(WHAT THE TASK REQUIRES): Below, find each line holding "TinyImageNet" and state how many there are, using the number alone.

▼

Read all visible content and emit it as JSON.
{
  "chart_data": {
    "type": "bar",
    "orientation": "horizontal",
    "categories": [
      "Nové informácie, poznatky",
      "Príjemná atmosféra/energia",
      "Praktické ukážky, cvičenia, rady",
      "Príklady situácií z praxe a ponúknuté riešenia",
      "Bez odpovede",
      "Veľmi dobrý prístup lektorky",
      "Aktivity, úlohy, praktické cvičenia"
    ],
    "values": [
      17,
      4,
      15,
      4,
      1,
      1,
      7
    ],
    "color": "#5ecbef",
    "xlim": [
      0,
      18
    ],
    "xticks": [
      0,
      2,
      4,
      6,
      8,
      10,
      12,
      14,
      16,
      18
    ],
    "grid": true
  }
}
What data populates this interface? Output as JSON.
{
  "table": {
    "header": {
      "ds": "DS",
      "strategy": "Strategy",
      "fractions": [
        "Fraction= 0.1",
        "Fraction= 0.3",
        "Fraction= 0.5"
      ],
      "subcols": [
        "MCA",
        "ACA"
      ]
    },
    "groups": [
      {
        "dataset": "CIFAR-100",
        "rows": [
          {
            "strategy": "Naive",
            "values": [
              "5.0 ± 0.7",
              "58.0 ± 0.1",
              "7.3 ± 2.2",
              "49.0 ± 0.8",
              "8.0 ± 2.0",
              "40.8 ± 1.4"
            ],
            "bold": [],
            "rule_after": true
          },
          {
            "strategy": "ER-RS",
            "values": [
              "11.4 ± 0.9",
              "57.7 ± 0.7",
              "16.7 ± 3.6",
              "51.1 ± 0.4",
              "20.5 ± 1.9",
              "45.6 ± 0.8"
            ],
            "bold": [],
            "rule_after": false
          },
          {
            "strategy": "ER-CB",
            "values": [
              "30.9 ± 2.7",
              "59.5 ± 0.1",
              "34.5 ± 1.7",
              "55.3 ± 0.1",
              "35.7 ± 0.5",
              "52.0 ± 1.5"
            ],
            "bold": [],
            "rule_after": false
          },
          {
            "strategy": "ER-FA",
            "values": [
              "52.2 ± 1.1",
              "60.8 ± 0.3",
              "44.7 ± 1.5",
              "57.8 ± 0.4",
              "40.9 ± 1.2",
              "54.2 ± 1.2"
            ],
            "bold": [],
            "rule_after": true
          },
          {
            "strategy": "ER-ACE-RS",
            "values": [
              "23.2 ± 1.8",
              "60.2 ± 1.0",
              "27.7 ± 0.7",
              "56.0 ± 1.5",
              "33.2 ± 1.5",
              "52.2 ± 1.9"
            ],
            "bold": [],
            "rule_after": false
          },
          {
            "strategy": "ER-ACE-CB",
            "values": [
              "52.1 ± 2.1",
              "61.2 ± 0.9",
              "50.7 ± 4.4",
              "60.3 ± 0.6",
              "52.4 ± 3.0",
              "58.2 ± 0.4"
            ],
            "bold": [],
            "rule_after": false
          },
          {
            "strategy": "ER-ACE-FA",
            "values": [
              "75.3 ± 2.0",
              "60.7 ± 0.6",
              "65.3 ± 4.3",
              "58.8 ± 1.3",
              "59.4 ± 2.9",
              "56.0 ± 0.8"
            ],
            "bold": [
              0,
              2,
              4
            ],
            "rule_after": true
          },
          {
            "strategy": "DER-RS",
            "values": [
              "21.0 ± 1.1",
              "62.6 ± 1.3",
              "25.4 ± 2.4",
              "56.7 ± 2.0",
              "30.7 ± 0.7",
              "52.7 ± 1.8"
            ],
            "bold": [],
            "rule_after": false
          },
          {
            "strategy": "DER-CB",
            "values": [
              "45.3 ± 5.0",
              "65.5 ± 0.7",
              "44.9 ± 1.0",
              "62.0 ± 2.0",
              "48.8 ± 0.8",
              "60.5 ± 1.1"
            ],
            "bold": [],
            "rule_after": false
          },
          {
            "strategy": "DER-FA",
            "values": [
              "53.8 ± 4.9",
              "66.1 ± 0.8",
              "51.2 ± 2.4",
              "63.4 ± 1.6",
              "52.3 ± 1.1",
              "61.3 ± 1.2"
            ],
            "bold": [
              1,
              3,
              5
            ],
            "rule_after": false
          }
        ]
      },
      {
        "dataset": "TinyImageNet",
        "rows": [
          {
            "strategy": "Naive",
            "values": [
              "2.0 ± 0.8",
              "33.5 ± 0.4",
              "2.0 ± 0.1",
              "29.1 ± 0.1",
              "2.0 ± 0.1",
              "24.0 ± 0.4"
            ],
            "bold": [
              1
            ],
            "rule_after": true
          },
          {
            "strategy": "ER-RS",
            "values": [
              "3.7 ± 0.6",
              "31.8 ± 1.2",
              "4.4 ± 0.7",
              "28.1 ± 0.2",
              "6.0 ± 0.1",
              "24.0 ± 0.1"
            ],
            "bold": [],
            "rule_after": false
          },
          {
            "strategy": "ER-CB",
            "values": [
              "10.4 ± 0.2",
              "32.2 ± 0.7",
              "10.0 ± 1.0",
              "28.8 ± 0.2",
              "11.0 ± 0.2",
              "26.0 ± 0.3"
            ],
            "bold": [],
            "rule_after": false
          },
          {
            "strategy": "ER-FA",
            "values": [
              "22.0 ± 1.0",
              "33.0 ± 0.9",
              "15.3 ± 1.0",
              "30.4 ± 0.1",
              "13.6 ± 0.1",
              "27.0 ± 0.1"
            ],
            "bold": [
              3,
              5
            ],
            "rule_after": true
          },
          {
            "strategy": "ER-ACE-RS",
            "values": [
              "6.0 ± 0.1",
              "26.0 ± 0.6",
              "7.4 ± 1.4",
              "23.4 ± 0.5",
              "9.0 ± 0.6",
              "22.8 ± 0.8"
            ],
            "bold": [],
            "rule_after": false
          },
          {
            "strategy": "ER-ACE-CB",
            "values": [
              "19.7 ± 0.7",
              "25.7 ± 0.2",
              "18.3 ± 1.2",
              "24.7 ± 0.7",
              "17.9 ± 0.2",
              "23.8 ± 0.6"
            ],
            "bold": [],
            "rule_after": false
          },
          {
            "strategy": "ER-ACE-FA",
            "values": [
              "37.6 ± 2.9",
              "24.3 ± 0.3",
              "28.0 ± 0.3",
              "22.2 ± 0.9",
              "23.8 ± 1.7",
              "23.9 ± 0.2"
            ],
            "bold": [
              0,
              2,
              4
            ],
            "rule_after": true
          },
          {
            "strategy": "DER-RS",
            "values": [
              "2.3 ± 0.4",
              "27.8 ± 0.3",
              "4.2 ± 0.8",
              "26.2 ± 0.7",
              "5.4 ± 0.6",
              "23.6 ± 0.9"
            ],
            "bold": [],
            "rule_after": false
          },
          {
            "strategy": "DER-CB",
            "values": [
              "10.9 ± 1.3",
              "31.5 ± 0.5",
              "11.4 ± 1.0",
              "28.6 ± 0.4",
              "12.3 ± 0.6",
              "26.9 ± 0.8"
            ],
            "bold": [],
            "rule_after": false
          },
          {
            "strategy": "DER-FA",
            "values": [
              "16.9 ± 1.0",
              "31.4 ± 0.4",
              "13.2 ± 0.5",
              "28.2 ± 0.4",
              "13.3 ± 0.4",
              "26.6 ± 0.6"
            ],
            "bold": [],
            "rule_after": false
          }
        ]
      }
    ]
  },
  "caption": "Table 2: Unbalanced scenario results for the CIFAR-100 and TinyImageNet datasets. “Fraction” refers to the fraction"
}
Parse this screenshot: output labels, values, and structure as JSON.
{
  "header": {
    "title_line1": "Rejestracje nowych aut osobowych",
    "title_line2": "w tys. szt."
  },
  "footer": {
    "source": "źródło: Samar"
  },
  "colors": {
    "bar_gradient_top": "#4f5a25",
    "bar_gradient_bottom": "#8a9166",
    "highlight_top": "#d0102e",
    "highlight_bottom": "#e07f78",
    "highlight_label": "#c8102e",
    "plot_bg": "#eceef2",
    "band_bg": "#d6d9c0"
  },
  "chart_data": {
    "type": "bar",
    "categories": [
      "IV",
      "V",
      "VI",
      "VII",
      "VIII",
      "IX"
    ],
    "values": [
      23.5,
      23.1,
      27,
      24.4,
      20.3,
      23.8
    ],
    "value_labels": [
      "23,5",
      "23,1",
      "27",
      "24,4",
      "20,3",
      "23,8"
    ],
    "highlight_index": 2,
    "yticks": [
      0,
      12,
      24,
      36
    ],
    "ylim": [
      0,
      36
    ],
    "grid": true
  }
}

▲

(CORRECT OUTPUT): 2